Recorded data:
►
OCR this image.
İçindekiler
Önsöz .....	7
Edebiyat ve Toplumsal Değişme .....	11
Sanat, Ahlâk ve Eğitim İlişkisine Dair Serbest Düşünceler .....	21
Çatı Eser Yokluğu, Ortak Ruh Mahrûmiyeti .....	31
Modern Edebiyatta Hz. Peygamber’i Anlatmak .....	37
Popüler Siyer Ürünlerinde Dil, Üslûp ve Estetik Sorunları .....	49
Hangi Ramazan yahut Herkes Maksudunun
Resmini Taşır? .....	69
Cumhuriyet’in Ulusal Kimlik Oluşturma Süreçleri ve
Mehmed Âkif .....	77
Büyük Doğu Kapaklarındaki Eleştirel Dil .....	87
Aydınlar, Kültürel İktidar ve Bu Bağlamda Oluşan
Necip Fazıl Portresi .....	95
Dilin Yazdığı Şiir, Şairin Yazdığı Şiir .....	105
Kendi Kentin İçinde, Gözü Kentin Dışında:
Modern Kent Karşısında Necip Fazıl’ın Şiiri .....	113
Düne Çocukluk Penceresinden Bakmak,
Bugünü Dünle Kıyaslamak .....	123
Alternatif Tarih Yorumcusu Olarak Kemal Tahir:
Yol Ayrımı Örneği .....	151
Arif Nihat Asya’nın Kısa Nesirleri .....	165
◄
TASK:
Find the lines with the string "Fazıl" and reproduce them.

ANSWER FOR THIS EXERCISE:
Necip Fazıl Portresi .....	95
Modern Kent Karşısında Necip Fazıl’ın Şiiri .....	113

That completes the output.